→ Objective: Return the complete listing that follows, with each line reproduced exactly.

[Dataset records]

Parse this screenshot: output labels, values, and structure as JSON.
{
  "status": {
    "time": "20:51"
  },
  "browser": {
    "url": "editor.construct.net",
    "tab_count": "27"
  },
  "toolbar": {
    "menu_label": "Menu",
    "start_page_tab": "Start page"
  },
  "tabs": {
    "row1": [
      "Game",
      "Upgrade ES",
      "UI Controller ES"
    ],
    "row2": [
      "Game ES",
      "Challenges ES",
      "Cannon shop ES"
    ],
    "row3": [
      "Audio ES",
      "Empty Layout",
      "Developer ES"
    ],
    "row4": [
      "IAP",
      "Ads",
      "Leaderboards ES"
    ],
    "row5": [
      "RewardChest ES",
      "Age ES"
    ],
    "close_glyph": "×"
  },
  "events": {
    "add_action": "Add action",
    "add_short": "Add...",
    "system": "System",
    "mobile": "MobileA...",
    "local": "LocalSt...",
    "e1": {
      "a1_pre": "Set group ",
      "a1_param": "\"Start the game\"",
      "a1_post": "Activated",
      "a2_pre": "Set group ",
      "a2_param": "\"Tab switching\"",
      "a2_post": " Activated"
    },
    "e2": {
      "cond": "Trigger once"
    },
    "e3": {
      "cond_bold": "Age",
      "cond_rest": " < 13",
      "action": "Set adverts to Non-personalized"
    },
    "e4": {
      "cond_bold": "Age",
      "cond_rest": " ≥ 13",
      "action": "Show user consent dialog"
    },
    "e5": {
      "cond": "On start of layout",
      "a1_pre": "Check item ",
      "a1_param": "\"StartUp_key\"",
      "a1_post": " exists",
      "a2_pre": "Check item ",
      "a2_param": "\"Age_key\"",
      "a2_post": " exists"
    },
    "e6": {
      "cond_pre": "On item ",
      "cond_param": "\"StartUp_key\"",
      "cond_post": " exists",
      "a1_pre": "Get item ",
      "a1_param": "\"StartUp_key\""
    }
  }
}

→ Exercise output:
Parse this screenshot: output labels, values, and structure as JSON.
{
  "status": {
    "time": "20:51"
  },
  "browser": {
    "url": "editor.construct.net",
    "tab_count": "27"
  },
  "toolbar": {
    "menu_label": "Menu",
    "start_page_tab": "Start page"
  },
  "tabs": {
    "row1": [
      "Game",
      "Upgrade ES",
      "UI Controller ES"
    ],
    "row2": [
      "Game ES",
      "Challenges ES",
      "Cannon shop ES"
    ],
    "row3": [
      "Audio ES",
      "Empty Layout",
      "Developer ES"
    ],
    "row4": [
      "IAP",
      "Ads",
      "Leaderboards ES"
    ],
    "row5": [
      "RewardChest ES",
      "Age ES"
    ],
    "close_glyph": "×"
  },
  "events": {
    "add_action": "Add action",
    "add_short": "Add...",
    "system": "System",
    "mobile": "MobileA...",
    "local": "LocalSt...",
    "e1": {
      "a1_pre": "Set group ",
      "a1_param": "\"Start the game\"",
      "a1_post": "Activated",
      "a2_pre": "Set group ",
      "a2_param": "\"Tab switching\"",
      "a2_post": " Activated"
    },
    "e2": {
      "cond": "Trigger once"
    },
    "e3": {
      "cond_bold": "Age",
      "cond_rest": " < 13",
      "action": "Set adverts to Non-personalized"
    },
    "e4": {
      "cond_bold": "Age",
      "cond_rest": " ≥ 13",
      "action": "Show user consent dialog"
    },
    "e5": {
      "cond": "On start of layout",
      "a1_pre": "Check item ",
      "a1_param": "\"StartUp_key\"",
      "a1_post": " exists",
      "a2_pre": "Check item ",
      "a2_param": "\"Age_key\"",
      "a2_post": " exists"
    },
    "e6": {
      "cond_pre": "On item ",
      "cond_param": "\"StartUp_key\"",
      "cond_post": " exists",
      "a1_pre": "Get item ",
      "a1_param": "\"StartUp_key\""
    }
  }
}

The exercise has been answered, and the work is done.